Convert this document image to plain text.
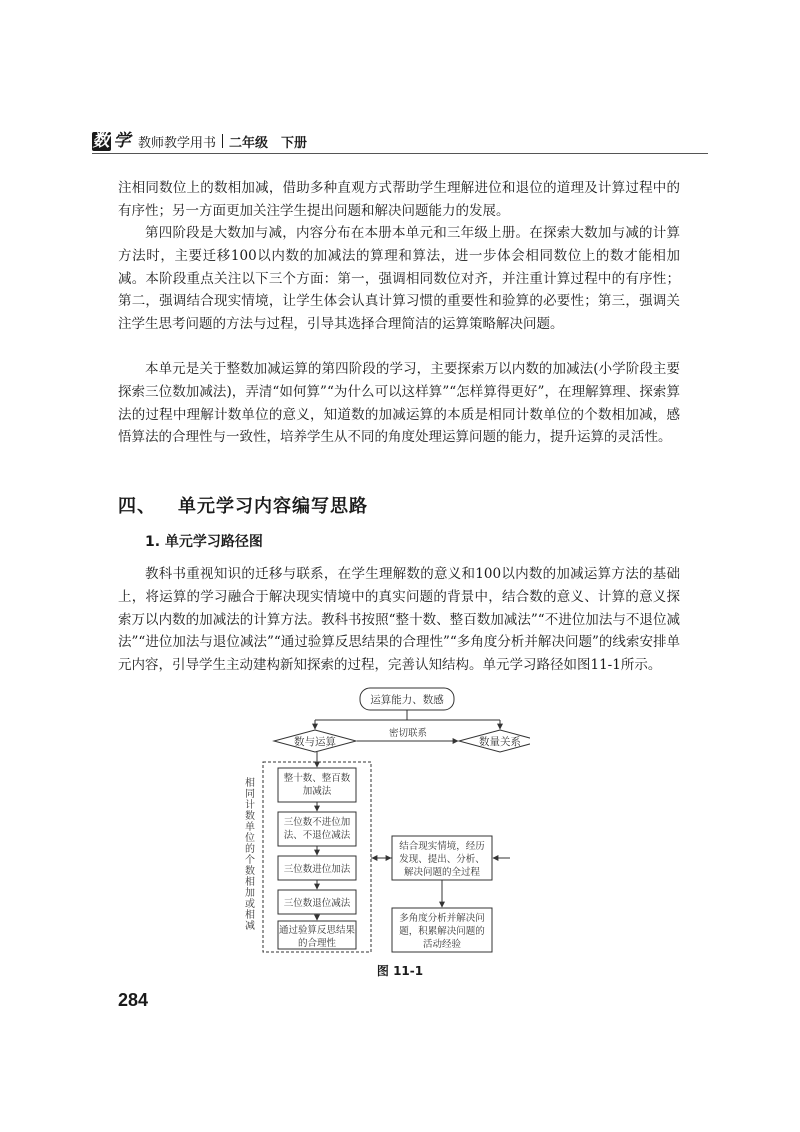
数 学 教师教学用书 二年级　下册

注相同数位上的数相加减，借助多种直观方式帮助学生理解进位和退位的道理及计算过程中的有序性；另一方面更加关注学生提出问题和解决问题能力的发展。

第四阶段是大数加与减，内容分布在本册本单元和三年级上册。在探索大数加与减的计算方法时，主要迁移100以内数的加减法的算理和算法，进一步体会相同数位上的数才能相加减。本阶段重点关注以下三个方面：第一，强调相同数位对齐，并注重计算过程中的有序性；第二，强调结合现实情境，让学生体会认真计算习惯的重要性和验算的必要性；第三，强调关注学生思考问题的方法与过程，引导其选择合理简洁的运算策略解决问题。

本单元是关于整数加减运算的第四阶段的学习，主要探索万以内数的加减法(小学阶段主要探索三位数加减法)，弄清“如何算”“为什么可以这样算”“怎样算得更好”，在理解算理、探索算法的过程中理解计数单位的意义，知道数的加减运算的本质是相同计数单位的个数相加减，感悟算法的合理性与一致性，培养学生从不同的角度处理运算问题的能力，提升运算的灵活性。

四、 单元学习内容编写思路
1. 单元学习路径图

教科书重视知识的迁移与联系，在学生理解数的意义和100以内数的加减运算方法的基础上，将运算的学习融合于解决现实情境中的真实问题的背景中，结合数的意义、计算的意义探索万以内数的加减法的计算方法。教科书按照“整十数、整百数加减法”“不进位加法与不退位减法”“进位加法与退位减法”“通过验算反思结果的合理性”“多角度分析并解决问题”的线索安排单元内容，引导学生主动建构新知探索的过程，完善认知结构。单元学习路径如图11-1所示。

运算能力、数感
数与运算	数量关系
密切联系
相同计数单位的个数相加或相减
整十数、整百数加减法
三位数不进位加法、不退位减法
三位数进位加法
三位数退位减法
通过验算反思结果的合理性
结合现实情境，经历发现、提出、分析、解决问题的全过程
多角度分析并解决问题，积累解决问题的活动经验
图 11-1
284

———

Repeat the records above exactly, omitting every picture.

Convert this document image to plain text.
数 学 教师教学用书 二年级　下册

注相同数位上的数相加减，借助多种直观方式帮助学生理解进位和退位的道理及计算过程中的有序性；另一方面更加关注学生提出问题和解决问题能力的发展。

第四阶段是大数加与减，内容分布在本册本单元和三年级上册。在探索大数加与减的计算方法时，主要迁移100以内数的加减法的算理和算法，进一步体会相同数位上的数才能相加减。本阶段重点关注以下三个方面：第一，强调相同数位对齐，并注重计算过程中的有序性；第二，强调结合现实情境，让学生体会认真计算习惯的重要性和验算的必要性；第三，强调关注学生思考问题的方法与过程，引导其选择合理简洁的运算策略解决问题。

本单元是关于整数加减运算的第四阶段的学习，主要探索万以内数的加减法(小学阶段主要探索三位数加减法)，弄清“如何算”“为什么可以这样算”“怎样算得更好”，在理解算理、探索算法的过程中理解计数单位的意义，知道数的加减运算的本质是相同计数单位的个数相加减，感悟算法的合理性与一致性，培养学生从不同的角度处理运算问题的能力，提升运算的灵活性。

四、 单元学习内容编写思路
1. 单元学习路径图

教科书重视知识的迁移与联系，在学生理解数的意义和100以内数的加减运算方法的基础上，将运算的学习融合于解决现实情境中的真实问题的背景中，结合数的意义、计算的意义探索万以内数的加减法的计算方法。教科书按照“整十数、整百数加减法”“不进位加法与不退位减法”“进位加法与退位减法”“通过验算反思结果的合理性”“多角度分析并解决问题”的线索安排单元内容，引导学生主动建构新知探索的过程，完善认知结构。单元学习路径如图11-1所示。

运算能力、数感
数与运算	数量关系
密切联系
相同计数单位的个数相加或相减
整十数、整百数加减法
三位数不进位加法、不退位减法
三位数进位加法
三位数退位减法
通过验算反思结果的合理性
结合现实情境，经历发现、提出、分析、解决问题的全过程
多角度分析并解决问题，积累解决问题的活动经验
图 11-1
284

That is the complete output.